▸ **Source**:

The change in trend around 1967 (could possibly be described as 1972) is that equality shifts from increasing to decreasing.

From 1945 until 1967/1972, both equality and redundancy were increasing.  The U.S. was increasing its power consumption (e.g., energy/yr) at about 4%/yr. That is to say, the U.S. economy was booming after World War II gobbling up more and more energy every year at a high rate because energy (e.g., oil) was abundant and getting cheaper by the day.

Increasing equality means that over time each sector of the economy was coming closer to the condition that each sector had approximately the same total sales in a year.  That is to say, the sales of the “construction” sector were becoming more equal to the sales of the “aircraft and parts” and “amusement” sectors.  Some sectors would sell less over time (e.g., “farming”) and some sectors would sell more (e.g., “metals manufacturing”).  This makes sense because some “new” sectors have practically no transactions in 1954 whereas they are more integrated into the economy in 1967 (e.g, “aircraft and parts” and “amusement”).

Increasing redundancy means that over time each sectoral transaction (e.g., “farms” to “metals manufacturing” or “oil and gas” to “machinery and equipment manufacturing”) was becoming more equal.  This again makes sense because some “new” sectors have practically no transactions in 1954 whereas they are more integrated into the economy in 1967.

The structural shift in the U.S. economy can be explained by a few things that came to a head in the late 1960s and early 1970s:

1. U.S. had little global competition for resources in immediate aftermath of World War II (e.g., Europe and Japan were devastated and needed time to recover).
2. Oil:  Peak U.S. crude oil production in 1970 enabled the Arab oil embargo of 1973, and OPEC’s increase in posted oil price in 1974, to raise oil prices to such a degree as to cause a significant decrease in global oil consumption.
3. Efficiency and environmental controls enacted for the first time:   The Clean Air Act (1970) and Clean Water Act (1972) were substantially increased in scope and enforcement.  The environmental and energy changes encouraged significant investment in utilities (e.g., wastewater treatment) and resource extraction along with a focus on consumer energy efficiency for the first time since industrialization.

Structural Shift 2 (2002):

One of the theories of ecologists (e.g., Howard T. Odum and Robert Ulanowicz) is that systems must have some “structural reserves” in existence to be able to respond to resource constraints or other disturbances that might occur in the future.

The major change that occurred in 2002 was that energy and food no longer continued to get cheaper.  If you’ve followed my work, you know this already (see my blog from 2012)!!!  As I’ve stated in even more detail in my papers in 2015 (Part 2 and Part 3 of 3-part series in Energies) this is the defining macro trend of the Industrial Era (no, really …).

▸ **Data extract**:
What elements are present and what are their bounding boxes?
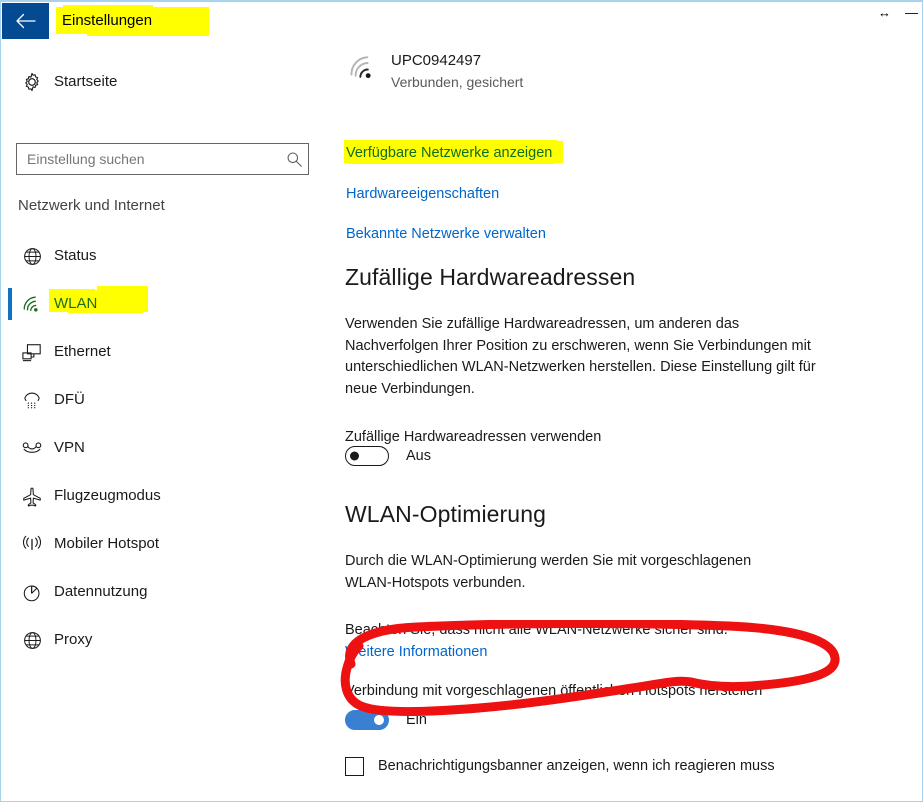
resize-icon[interactable]: ↔ (878, 6, 891, 19)
network-text: UPC0942497 Verbunden, gesichert (391, 50, 523, 92)
heading-wlan-optimization: WLAN-Optimierung (345, 501, 546, 527)
checkbox-show-notification-banner[interactable]: Benachrichtigungsbanner anzeigen, wenn i… (345, 756, 775, 776)
sidebar-item-airplane-mode[interactable]: Flugzeugmodus (2, 472, 336, 520)
heading-random-hardware-addresses: Zufällige Hardwareadressen (345, 264, 636, 290)
link-show-available-networks[interactable]: Verfügbare Netzwerke anzeigen (346, 143, 552, 163)
page-title: Einstellungen (62, 12, 153, 29)
wifi-icon (10, 294, 54, 314)
toggle-state-label: Aus (406, 448, 431, 464)
network-name: UPC0942497 (391, 52, 482, 69)
network-status: Verbunden, gesichert (391, 74, 524, 90)
search-icon[interactable] (280, 151, 308, 168)
sidebar-item-label: Status (54, 247, 97, 264)
window-controls: ↔ — (878, 6, 918, 19)
description-wlan-optimization-1: Durch die WLAN-Optimierung werden Sie mi… (345, 553, 752, 591)
sidebar-item-status[interactable]: Status (2, 232, 336, 280)
sidebar-home-label: Startseite (54, 73, 118, 90)
main-content: UPC0942497 Verbunden, gesichert Verfügba… (336, 42, 922, 801)
sidebar-item-label: Proxy (54, 631, 93, 648)
description-wlan-optimization-2: Beachten Sie, dass nicht alle WLAN-Netzw… (345, 622, 728, 638)
settings-window: Einstellungen ↔ — Startseite Einstellung… (0, 0, 923, 802)
label-connect-suggested-hotspots: Verbindung mit vorgeschlagenen öffentlic… (345, 683, 763, 699)
wifi-connected-icon (345, 50, 385, 82)
sidebar: Startseite Netzwerk und Internet (2, 42, 336, 801)
sidebar-section-label: Netzwerk und Internet (18, 197, 165, 214)
gear-icon (10, 71, 54, 93)
sidebar-item-wlan[interactable]: WLAN (2, 280, 336, 328)
sidebar-item-label: Datennutzung (54, 583, 148, 600)
description-random-hardware-addresses: Verwenden Sie zufällige Hardwareadressen… (345, 316, 816, 397)
search-box[interactable] (16, 143, 309, 175)
ethernet-icon (10, 342, 54, 362)
back-button[interactable] (2, 3, 49, 39)
minimize-button[interactable]: — (905, 6, 918, 19)
vpn-icon (10, 438, 54, 458)
airplane-icon (10, 486, 54, 507)
sidebar-item-dialup[interactable]: DFÜ (2, 376, 336, 424)
globe-icon (10, 246, 54, 267)
back-arrow-icon (15, 13, 36, 29)
link-manage-known-networks[interactable]: Bekannte Netzwerke verwalten (346, 224, 546, 244)
sidebar-item-label: Mobiler Hotspot (54, 535, 160, 552)
toggle-use-random-hardware-addresses[interactable]: Aus (345, 446, 431, 466)
toggle-switch-off[interactable] (345, 446, 389, 466)
hotspot-icon (10, 534, 54, 554)
sidebar-item-mobile-hotspot[interactable]: Mobiler Hotspot (2, 520, 336, 568)
toggle-state-label: Ein (406, 712, 427, 728)
toggle-connect-suggested-hotspots[interactable]: Ein (345, 710, 427, 730)
checkbox-box[interactable] (345, 756, 364, 776)
toggle-knob (374, 715, 384, 725)
sidebar-item-proxy[interactable]: Proxy (2, 616, 336, 664)
connected-network-block: UPC0942497 Verbunden, gesichert (345, 50, 523, 92)
title-bar: Einstellungen ↔ — (1, 2, 922, 42)
sidebar-item-label: Flugzeugmodus (54, 487, 161, 504)
link-more-information[interactable]: Weitere Informationen (345, 642, 487, 662)
checkbox-label: Benachrichtigungsbanner anzeigen, wenn i… (378, 758, 775, 774)
pie-chart-icon (10, 582, 54, 603)
sidebar-item-ethernet[interactable]: Ethernet (2, 328, 336, 376)
label-use-random-hardware-addresses: Zufällige Hardwareadressen verwenden (345, 429, 602, 445)
sidebar-item-vpn[interactable]: VPN (2, 424, 336, 472)
sidebar-item-label: WLAN (54, 295, 98, 312)
link-hardware-properties[interactable]: Hardwareeigenschaften (346, 184, 499, 204)
toggle-switch-on[interactable] (345, 710, 389, 730)
globe-icon (10, 630, 54, 651)
sidebar-item-label: VPN (54, 439, 85, 456)
sidebar-item-label: DFÜ (54, 391, 85, 408)
sidebar-item-data-usage[interactable]: Datennutzung (2, 568, 336, 616)
search-input[interactable] (17, 144, 280, 174)
sidebar-item-label: Ethernet (54, 343, 111, 360)
toggle-knob (350, 451, 359, 461)
sidebar-item-home[interactable]: Startseite (2, 58, 336, 106)
dialup-icon (10, 390, 54, 410)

▸ **Written tasks**:
(1) According to the excerpt, at roughly what yearly rate was U.S. power consumption rising after World War II?
(2) Please duplicate the excerpt from "3. Efficiency and" to "time since industrialization.".
(3) Sum up the excerpt in two sentences.
You won't need the records for any of this.

▸ **Written responses**:
(1) About 4% per year.

(2)
3. Efficiency and environmental controls enacted for the first time:   The Clean Air Act (1970) and Clean Water Act (1972) were substantially increased in scope and enforcement.  The environmental and energy changes encouraged significant investment in utilities (e.g., wastewater treatment) and resource extraction along with a focus on consumer energy efficiency for the first time since industrialization.

(3) From 1945 until about 1967 or 1972, equality and redundancy in the U.S. economy both increased while abundant, ever-cheaper energy fueled a postwar boom, and after that point equality shifted to decreasing. The excerpt traces this shift to little postwar competition for resources, sharply higher oil prices after U.S. crude production peaked in 1970, and new environmental and efficiency controls, and it marks a second shift in 2002, when energy and food stopped getting cheaper.